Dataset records
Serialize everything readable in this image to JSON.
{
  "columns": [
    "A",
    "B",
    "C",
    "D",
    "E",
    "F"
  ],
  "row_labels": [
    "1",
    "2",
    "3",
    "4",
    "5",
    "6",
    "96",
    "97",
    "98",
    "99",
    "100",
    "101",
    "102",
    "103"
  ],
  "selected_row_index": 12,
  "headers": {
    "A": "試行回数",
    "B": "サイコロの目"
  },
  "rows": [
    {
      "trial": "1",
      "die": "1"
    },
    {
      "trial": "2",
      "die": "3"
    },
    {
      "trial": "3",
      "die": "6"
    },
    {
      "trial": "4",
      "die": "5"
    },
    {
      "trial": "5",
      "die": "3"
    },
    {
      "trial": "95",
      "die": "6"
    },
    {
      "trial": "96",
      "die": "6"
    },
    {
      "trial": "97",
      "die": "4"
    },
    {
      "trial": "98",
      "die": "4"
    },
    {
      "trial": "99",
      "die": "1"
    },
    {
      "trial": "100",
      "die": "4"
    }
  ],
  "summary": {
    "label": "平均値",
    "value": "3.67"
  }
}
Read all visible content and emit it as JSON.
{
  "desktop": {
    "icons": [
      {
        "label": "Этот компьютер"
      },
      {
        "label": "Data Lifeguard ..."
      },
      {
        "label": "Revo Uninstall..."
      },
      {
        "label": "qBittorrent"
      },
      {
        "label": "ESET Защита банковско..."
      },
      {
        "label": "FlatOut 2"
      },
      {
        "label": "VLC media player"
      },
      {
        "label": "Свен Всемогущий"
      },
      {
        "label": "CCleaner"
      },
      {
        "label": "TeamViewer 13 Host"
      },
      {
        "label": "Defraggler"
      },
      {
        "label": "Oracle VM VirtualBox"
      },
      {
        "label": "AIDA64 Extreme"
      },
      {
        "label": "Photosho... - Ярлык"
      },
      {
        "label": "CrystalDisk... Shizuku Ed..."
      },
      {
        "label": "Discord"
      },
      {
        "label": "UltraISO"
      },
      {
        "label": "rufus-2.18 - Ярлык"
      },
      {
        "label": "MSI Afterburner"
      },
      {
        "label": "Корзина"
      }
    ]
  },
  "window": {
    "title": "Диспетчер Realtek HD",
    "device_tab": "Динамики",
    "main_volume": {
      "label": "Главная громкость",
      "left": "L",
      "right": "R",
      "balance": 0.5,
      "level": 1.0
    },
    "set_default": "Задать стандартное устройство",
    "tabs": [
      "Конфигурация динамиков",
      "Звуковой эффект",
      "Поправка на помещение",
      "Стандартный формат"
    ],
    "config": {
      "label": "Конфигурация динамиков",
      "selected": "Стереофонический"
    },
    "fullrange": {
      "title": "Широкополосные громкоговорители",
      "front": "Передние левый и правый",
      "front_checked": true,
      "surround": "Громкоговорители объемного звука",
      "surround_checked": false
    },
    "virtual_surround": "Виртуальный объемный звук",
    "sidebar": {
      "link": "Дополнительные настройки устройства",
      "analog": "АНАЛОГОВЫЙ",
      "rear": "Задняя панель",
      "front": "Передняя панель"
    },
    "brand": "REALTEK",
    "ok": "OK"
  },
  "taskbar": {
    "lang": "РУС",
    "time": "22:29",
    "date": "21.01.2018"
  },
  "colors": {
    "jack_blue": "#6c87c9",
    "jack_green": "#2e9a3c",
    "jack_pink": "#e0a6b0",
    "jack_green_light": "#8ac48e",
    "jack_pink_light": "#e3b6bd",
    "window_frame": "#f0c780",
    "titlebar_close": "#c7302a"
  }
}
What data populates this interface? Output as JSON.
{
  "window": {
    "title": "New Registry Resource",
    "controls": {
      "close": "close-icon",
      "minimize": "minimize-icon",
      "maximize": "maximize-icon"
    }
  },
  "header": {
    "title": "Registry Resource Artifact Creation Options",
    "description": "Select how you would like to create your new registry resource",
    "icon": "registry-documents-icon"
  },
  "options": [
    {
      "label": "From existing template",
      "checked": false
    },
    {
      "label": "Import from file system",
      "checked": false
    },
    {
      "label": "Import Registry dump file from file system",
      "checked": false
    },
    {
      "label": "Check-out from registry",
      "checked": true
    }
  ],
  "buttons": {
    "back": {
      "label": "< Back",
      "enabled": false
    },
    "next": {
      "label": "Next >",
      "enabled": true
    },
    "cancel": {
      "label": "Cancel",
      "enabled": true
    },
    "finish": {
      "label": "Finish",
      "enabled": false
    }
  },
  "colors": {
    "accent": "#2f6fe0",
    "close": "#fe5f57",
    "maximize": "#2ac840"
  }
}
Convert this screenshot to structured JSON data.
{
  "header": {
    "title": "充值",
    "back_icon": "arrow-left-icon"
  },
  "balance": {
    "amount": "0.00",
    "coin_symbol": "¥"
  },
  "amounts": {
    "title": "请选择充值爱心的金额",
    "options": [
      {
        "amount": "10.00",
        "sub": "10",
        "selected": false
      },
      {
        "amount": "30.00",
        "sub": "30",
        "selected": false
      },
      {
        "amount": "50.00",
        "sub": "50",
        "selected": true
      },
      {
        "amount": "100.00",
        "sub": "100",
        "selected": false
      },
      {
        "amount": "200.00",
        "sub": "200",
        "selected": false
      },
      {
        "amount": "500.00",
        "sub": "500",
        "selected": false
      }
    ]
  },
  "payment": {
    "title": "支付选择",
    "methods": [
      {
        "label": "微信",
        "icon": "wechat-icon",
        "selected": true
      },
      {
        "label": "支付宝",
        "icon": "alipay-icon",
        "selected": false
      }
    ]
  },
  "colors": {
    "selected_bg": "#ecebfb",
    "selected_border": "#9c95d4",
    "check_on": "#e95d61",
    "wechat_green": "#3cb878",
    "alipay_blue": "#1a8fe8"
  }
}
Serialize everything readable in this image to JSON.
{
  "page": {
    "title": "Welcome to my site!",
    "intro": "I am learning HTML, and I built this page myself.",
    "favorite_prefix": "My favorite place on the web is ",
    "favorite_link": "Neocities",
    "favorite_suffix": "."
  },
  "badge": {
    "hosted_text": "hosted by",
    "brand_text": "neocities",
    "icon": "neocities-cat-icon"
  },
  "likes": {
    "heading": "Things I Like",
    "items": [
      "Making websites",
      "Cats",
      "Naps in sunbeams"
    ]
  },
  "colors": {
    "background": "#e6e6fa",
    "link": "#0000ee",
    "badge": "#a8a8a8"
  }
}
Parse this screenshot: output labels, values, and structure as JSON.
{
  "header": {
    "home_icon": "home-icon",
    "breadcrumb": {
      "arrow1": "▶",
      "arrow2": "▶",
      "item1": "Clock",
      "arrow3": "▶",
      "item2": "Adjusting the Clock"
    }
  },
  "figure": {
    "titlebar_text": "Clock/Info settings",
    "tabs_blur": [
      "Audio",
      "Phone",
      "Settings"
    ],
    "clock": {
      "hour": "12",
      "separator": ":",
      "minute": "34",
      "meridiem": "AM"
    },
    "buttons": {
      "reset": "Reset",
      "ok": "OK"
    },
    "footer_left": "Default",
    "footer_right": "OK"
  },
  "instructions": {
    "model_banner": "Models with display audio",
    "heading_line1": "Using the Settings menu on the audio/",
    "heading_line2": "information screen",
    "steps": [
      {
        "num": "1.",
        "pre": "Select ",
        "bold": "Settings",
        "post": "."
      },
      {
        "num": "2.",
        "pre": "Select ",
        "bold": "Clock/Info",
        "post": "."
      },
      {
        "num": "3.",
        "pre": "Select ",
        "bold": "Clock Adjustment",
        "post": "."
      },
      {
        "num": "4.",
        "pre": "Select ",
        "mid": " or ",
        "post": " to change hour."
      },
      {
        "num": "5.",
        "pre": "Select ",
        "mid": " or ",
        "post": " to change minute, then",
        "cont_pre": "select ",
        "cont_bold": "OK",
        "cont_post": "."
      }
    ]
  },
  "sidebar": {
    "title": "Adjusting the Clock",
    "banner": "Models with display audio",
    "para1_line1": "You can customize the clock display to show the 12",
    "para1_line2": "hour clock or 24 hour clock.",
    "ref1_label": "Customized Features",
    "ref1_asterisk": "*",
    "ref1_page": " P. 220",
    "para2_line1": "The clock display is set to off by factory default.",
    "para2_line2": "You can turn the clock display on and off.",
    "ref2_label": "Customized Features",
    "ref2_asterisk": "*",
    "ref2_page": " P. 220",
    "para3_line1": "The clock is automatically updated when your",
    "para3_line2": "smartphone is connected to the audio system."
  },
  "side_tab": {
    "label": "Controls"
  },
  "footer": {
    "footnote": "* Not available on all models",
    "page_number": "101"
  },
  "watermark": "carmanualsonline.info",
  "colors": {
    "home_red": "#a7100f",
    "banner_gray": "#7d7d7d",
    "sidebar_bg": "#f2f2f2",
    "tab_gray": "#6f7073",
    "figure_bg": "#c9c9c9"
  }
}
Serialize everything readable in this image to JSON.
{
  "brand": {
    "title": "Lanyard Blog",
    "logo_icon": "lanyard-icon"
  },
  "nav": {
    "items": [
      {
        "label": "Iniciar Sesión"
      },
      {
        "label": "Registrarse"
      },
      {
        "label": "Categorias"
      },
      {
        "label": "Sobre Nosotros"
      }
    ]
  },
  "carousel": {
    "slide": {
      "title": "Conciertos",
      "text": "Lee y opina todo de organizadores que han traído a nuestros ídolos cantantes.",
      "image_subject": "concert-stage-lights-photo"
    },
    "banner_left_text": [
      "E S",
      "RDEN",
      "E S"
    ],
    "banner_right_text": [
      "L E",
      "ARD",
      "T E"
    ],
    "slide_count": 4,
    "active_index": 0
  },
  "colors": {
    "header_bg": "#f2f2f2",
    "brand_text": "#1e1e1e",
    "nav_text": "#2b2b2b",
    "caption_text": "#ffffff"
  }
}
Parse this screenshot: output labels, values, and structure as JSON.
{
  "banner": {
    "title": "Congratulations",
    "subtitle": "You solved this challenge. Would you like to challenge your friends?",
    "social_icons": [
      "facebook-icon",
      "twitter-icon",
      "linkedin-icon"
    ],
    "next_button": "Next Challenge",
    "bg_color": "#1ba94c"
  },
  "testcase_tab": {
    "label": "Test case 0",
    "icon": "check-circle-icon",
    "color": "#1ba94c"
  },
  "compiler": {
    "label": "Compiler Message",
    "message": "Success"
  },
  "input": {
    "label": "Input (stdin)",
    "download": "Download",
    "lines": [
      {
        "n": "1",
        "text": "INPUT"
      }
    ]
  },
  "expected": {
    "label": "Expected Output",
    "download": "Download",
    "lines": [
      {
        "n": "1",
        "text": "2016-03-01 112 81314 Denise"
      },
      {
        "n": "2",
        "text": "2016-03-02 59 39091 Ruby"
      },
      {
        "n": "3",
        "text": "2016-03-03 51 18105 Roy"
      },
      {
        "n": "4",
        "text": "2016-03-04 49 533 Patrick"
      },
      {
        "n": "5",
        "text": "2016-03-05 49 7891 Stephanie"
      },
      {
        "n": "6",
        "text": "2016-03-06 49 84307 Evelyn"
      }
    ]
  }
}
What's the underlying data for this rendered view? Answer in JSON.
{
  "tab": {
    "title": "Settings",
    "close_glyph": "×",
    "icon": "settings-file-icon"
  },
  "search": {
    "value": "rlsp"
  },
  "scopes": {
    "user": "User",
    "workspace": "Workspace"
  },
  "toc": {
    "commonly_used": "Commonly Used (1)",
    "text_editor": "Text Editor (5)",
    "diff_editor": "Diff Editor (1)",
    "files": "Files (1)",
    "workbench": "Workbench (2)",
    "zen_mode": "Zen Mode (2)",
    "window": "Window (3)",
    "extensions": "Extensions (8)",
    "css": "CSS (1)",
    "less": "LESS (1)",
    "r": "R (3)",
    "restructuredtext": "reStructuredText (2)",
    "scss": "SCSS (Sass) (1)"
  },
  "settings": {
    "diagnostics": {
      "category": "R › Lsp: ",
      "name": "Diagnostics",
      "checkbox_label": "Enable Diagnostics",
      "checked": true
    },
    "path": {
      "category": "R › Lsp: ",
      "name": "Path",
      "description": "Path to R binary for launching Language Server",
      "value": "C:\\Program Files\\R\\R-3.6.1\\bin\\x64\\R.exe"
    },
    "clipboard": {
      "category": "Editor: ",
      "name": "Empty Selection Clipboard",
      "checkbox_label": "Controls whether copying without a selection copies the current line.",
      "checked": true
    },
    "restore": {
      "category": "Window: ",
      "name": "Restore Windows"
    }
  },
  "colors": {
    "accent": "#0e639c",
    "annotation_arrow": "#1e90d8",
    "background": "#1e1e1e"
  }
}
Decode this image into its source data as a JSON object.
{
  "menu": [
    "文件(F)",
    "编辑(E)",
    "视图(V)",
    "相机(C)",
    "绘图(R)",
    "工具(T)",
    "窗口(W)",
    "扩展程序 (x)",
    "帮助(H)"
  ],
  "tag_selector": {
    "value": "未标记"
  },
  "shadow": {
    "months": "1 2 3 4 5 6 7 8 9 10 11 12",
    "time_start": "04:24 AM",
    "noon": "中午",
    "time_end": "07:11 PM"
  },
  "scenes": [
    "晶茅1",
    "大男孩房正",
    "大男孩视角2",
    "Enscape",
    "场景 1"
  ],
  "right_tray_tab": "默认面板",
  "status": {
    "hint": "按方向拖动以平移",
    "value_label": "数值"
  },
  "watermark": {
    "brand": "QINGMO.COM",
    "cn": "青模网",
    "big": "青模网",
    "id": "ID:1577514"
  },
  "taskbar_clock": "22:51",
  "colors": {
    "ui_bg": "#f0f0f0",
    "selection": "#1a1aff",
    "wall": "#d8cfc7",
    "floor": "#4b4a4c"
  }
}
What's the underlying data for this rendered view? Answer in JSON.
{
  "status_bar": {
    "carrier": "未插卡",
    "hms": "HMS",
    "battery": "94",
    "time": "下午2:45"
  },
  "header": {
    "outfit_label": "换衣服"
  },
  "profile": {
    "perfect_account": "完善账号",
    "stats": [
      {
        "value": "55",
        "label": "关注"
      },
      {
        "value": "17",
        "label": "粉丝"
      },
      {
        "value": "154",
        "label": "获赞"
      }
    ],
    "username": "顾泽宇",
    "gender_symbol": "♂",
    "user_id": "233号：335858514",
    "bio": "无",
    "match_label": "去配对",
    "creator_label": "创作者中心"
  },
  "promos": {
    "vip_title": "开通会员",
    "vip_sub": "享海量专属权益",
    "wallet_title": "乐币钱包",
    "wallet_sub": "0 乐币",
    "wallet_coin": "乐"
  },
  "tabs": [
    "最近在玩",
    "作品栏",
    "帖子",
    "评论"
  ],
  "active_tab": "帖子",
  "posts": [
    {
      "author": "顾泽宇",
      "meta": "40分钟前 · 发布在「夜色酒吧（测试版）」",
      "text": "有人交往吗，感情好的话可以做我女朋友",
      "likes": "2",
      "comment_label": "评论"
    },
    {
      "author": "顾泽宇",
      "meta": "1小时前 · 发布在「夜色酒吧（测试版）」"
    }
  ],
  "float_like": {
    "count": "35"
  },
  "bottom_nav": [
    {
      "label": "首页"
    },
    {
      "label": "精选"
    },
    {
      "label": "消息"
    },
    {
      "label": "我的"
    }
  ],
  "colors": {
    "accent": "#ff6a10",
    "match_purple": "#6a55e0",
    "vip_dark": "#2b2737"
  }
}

§ **TASK TO COMPLETE**
Filter the listing above for the string "change" and copy every matching line.

§ **COMPLETE OUTPUT**
        "post": " to change hour."
        "post": " to change minute, then",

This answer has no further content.